Please output the records below in full, exactly as given, but without the images.

____

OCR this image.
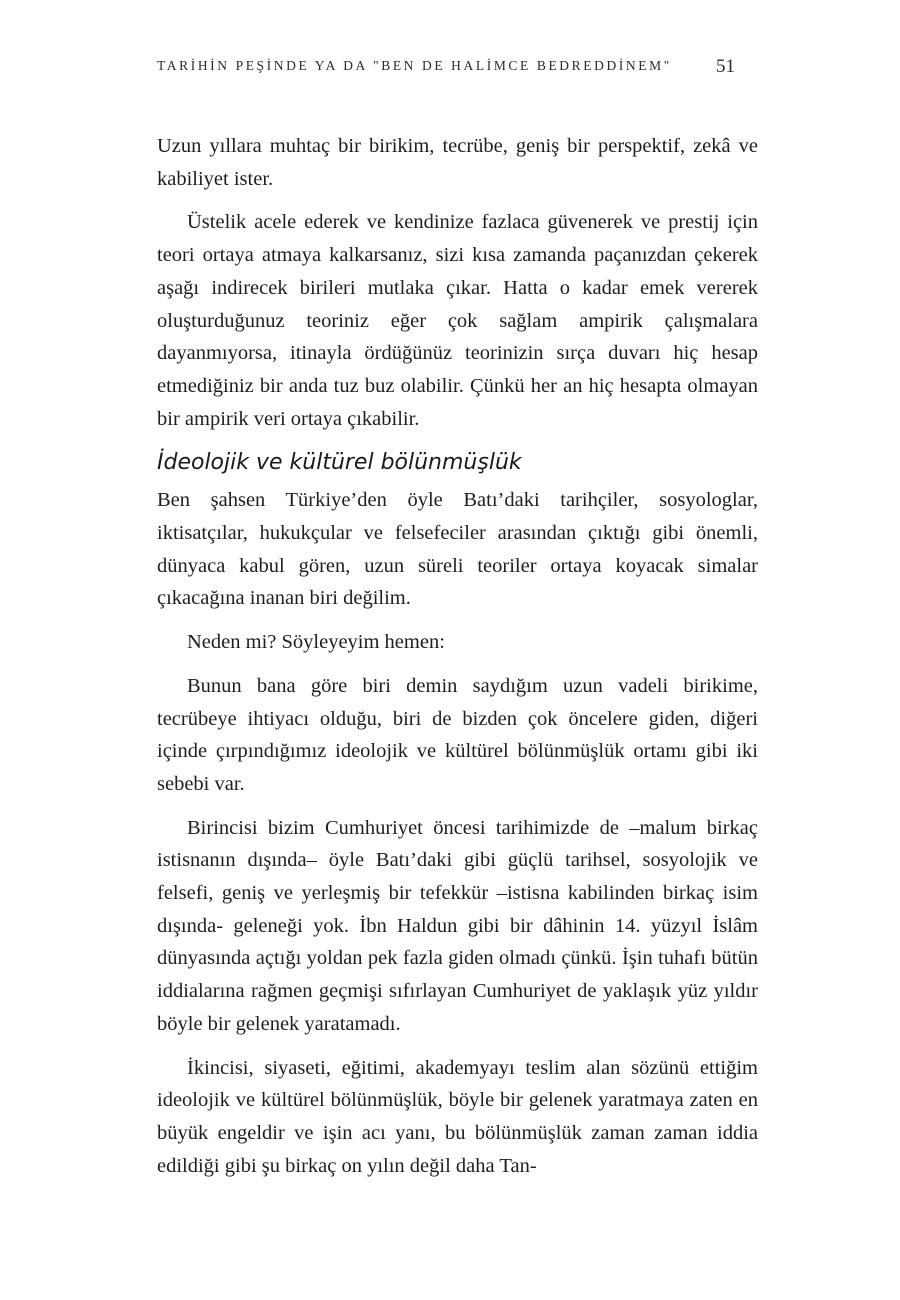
TARİHİN PEŞİNDE YA DA "BEN DE HALİMCE BEDREDDİNEM"	51

Uzun yıllara muhtaç bir birikim, tecrübe, geniş bir perspektif, zekâ ve kabiliyet ister.

Üstelik acele ederek ve kendinize fazlaca güvenerek ve prestij için teori ortaya atmaya kalkarsanız, sizi kısa zamanda paçanızdan çekerek aşağı indirecek birileri mutlaka çıkar. Hatta o kadar emek vererek oluşturduğunuz teoriniz eğer çok sağlam ampirik çalışmalara dayanmıyorsa, itinayla ördüğünüz teorinizin sırça duvarı hiç hesap etmediğiniz bir anda tuz buz olabilir. Çünkü her an hiç hesapta olmayan bir ampirik veri ortaya çıkabilir.

İdeolojik ve kültürel bölünmüşlük

Ben şahsen Türkiye’den öyle Batı’daki tarihçiler, sosyologlar, iktisatçılar, hukukçular ve felsefeciler arasından çıktığı gibi önemli, dünyaca kabul gören, uzun süreli teoriler ortaya koyacak simalar çıkacağına inanan biri değilim.

Neden mi? Söyleyeyim hemen:

Bunun bana göre biri demin saydığım uzun vadeli birikime, tecrübeye ihtiyacı olduğu, biri de bizden çok öncelere giden, diğeri içinde çırpındığımız ideolojik ve kültürel bölünmüşlük ortamı gibi iki sebebi var.

Birincisi bizim Cumhuriyet öncesi tarihimizde de –malum birkaç istisnanın dışında– öyle Batı’daki gibi güçlü tarihsel, sosyolojik ve felsefi, geniş ve yerleşmiş bir tefekkür –istisna kabilinden birkaç isim dışında- geleneği yok. İbn Haldun gibi bir dâhinin 14. yüzyıl İslâm dünyasında açtığı yoldan pek fazla giden olmadı çünkü. İşin tuhafı bütün iddialarına rağmen geçmişi sıfırlayan Cumhuriyet de yaklaşık yüz yıldır böyle bir gelenek yaratamadı.

İkincisi, siyaseti, eğitimi, akademyayı teslim alan sözünü ettiğim ideolojik ve kültürel bölünmüşlük, böyle bir gelenek yaratmaya zaten en büyük engeldir ve işin acı yanı, bu bölünmüşlük zaman zaman iddia edildiği gibi şu birkaç on yılın değil daha Tan-
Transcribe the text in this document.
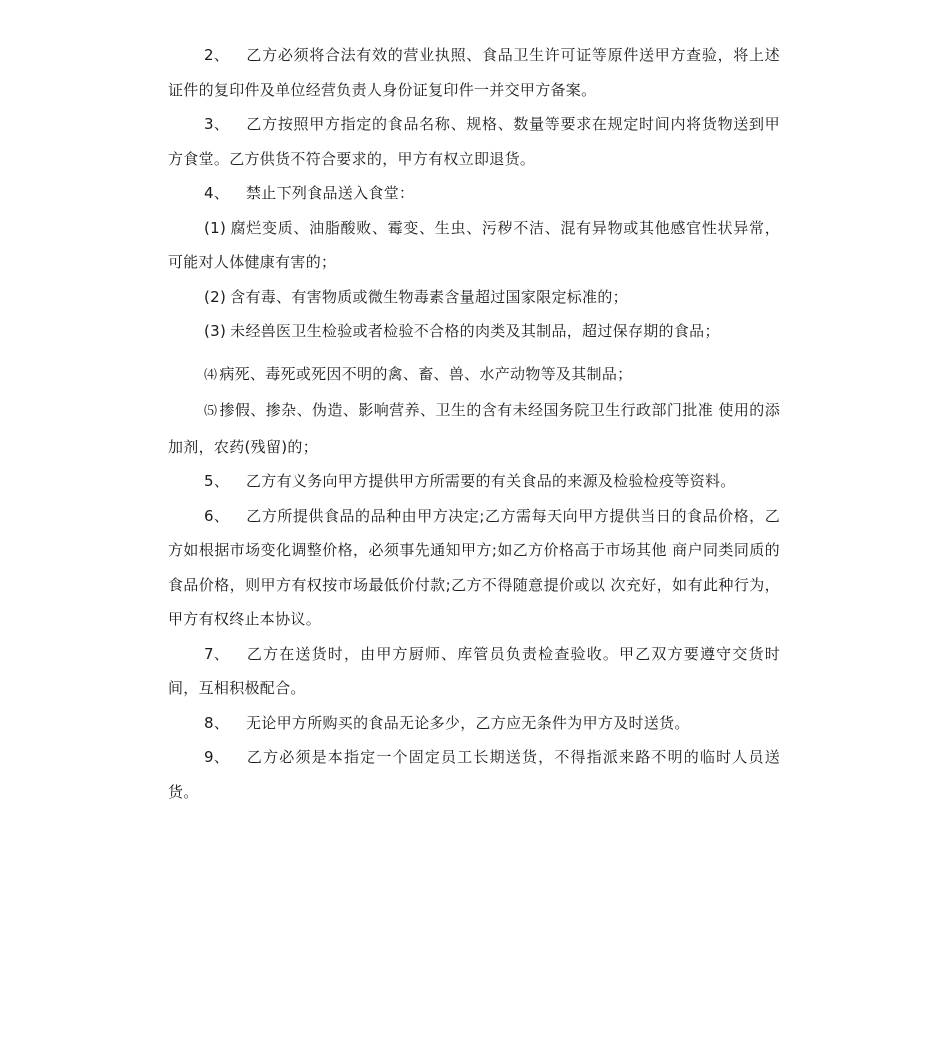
2、 乙方必须将合法有效的营业执照、食品卫生许可证等原件送甲方查验，将上述证件的复印件及单位经营负责人身份证复印件一并交甲方备案。

3、 乙方按照甲方指定的食品名称、规格、数量等要求在规定时间内将货物送到甲方食堂。乙方供货不符合要求的，甲方有权立即退货。

4、 禁止下列食品送入食堂：

(1) 腐烂变质、油脂酸败、霉变、生虫、污秽不洁、混有异物或其他感官性状异常，可能对人体健康有害的；

(2) 含有毒、有害物质或微生物毒素含量超过国家限定标准的；

(3) 未经兽医卫生检验或者检验不合格的肉类及其制品，超过保存期的食品；

⑷ 病死、毒死或死因不明的禽、畜、兽、水产动物等及其制品；

⑸ 掺假、掺杂、伪造、影响营养、卫生的含有未经国务院卫生行政部门批准 使用的添加剂，农药(残留)的；

5、 乙方有义务向甲方提供甲方所需要的有关食品的来源及检验检疫等资料。

6、 乙方所提供食品的品种由甲方决定;乙方需每天向甲方提供当日的食品价格，乙方如根据市场变化调整价格，必须事先通知甲方;如乙方价格高于市场其他 商户同类同质的食品价格，则甲方有权按市场最低价付款;乙方不得随意提价或以 次充好，如有此种行为，甲方有权终止本协议。

7、 乙方在送货时，由甲方厨师、库管员负责检查验收。甲乙双方要遵守交货时间，互相积极配合。

8、 无论甲方所购买的食品无论多少，乙方应无条件为甲方及时送货。

9、 乙方必须是本指定一个固定员工长期送货，不得指派来路不明的临时人员送货。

____

SOLUTION BELOW:
OCR this image.
TARİHİN PEŞİNDE YA DA "BEN DE HALİMCE BEDREDDİNEM"	51

Uzun yıllara muhtaç bir birikim, tecrübe, geniş bir perspektif, zekâ ve kabiliyet ister.

Üstelik acele ederek ve kendinize fazlaca güvenerek ve prestij için teori ortaya atmaya kalkarsanız, sizi kısa zamanda paçanızdan çekerek aşağı indirecek birileri mutlaka çıkar. Hatta o kadar emek vererek oluşturduğunuz teoriniz eğer çok sağlam ampirik çalışmalara dayanmıyorsa, itinayla ördüğünüz teorinizin sırça duvarı hiç hesap etmediğiniz bir anda tuz buz olabilir. Çünkü her an hiç hesapta olmayan bir ampirik veri ortaya çıkabilir.

İdeolojik ve kültürel bölünmüşlük

Ben şahsen Türkiye’den öyle Batı’daki tarihçiler, sosyologlar, iktisatçılar, hukukçular ve felsefeciler arasından çıktığı gibi önemli, dünyaca kabul gören, uzun süreli teoriler ortaya koyacak simalar çıkacağına inanan biri değilim.

Neden mi? Söyleyeyim hemen:

Bunun bana göre biri demin saydığım uzun vadeli birikime, tecrübeye ihtiyacı olduğu, biri de bizden çok öncelere giden, diğeri içinde çırpındığımız ideolojik ve kültürel bölünmüşlük ortamı gibi iki sebebi var.

Birincisi bizim Cumhuriyet öncesi tarihimizde de –malum birkaç istisnanın dışında– öyle Batı’daki gibi güçlü tarihsel, sosyolojik ve felsefi, geniş ve yerleşmiş bir tefekkür –istisna kabilinden birkaç isim dışında- geleneği yok. İbn Haldun gibi bir dâhinin 14. yüzyıl İslâm dünyasında açtığı yoldan pek fazla giden olmadı çünkü. İşin tuhafı bütün iddialarına rağmen geçmişi sıfırlayan Cumhuriyet de yaklaşık yüz yıldır böyle bir gelenek yaratamadı.

İkincisi, siyaseti, eğitimi, akademyayı teslim alan sözünü ettiğim ideolojik ve kültürel bölünmüşlük, böyle bir gelenek yaratmaya zaten en büyük engeldir ve işin acı yanı, bu bölünmüşlük zaman zaman iddia edildiği gibi şu birkaç on yılın değil daha Tan-
Transcribe the text in this document.
2、 乙方必须将合法有效的营业执照、食品卫生许可证等原件送甲方查验，将上述证件的复印件及单位经营负责人身份证复印件一并交甲方备案。

3、 乙方按照甲方指定的食品名称、规格、数量等要求在规定时间内将货物送到甲方食堂。乙方供货不符合要求的，甲方有权立即退货。

4、 禁止下列食品送入食堂：

(1) 腐烂变质、油脂酸败、霉变、生虫、污秽不洁、混有异物或其他感官性状异常，可能对人体健康有害的；

(2) 含有毒、有害物质或微生物毒素含量超过国家限定标准的；

(3) 未经兽医卫生检验或者检验不合格的肉类及其制品，超过保存期的食品；

⑷ 病死、毒死或死因不明的禽、畜、兽、水产动物等及其制品；

⑸ 掺假、掺杂、伪造、影响营养、卫生的含有未经国务院卫生行政部门批准 使用的添加剂，农药(残留)的；

5、 乙方有义务向甲方提供甲方所需要的有关食品的来源及检验检疫等资料。

6、 乙方所提供食品的品种由甲方决定;乙方需每天向甲方提供当日的食品价格，乙方如根据市场变化调整价格，必须事先通知甲方;如乙方价格高于市场其他 商户同类同质的食品价格，则甲方有权按市场最低价付款;乙方不得随意提价或以 次充好，如有此种行为，甲方有权终止本协议。

7、 乙方在送货时，由甲方厨师、库管员负责检查验收。甲乙双方要遵守交货时间，互相积极配合。

8、 无论甲方所购买的食品无论多少，乙方应无条件为甲方及时送货。

9、 乙方必须是本指定一个固定员工长期送货，不得指派来路不明的临时人员送货。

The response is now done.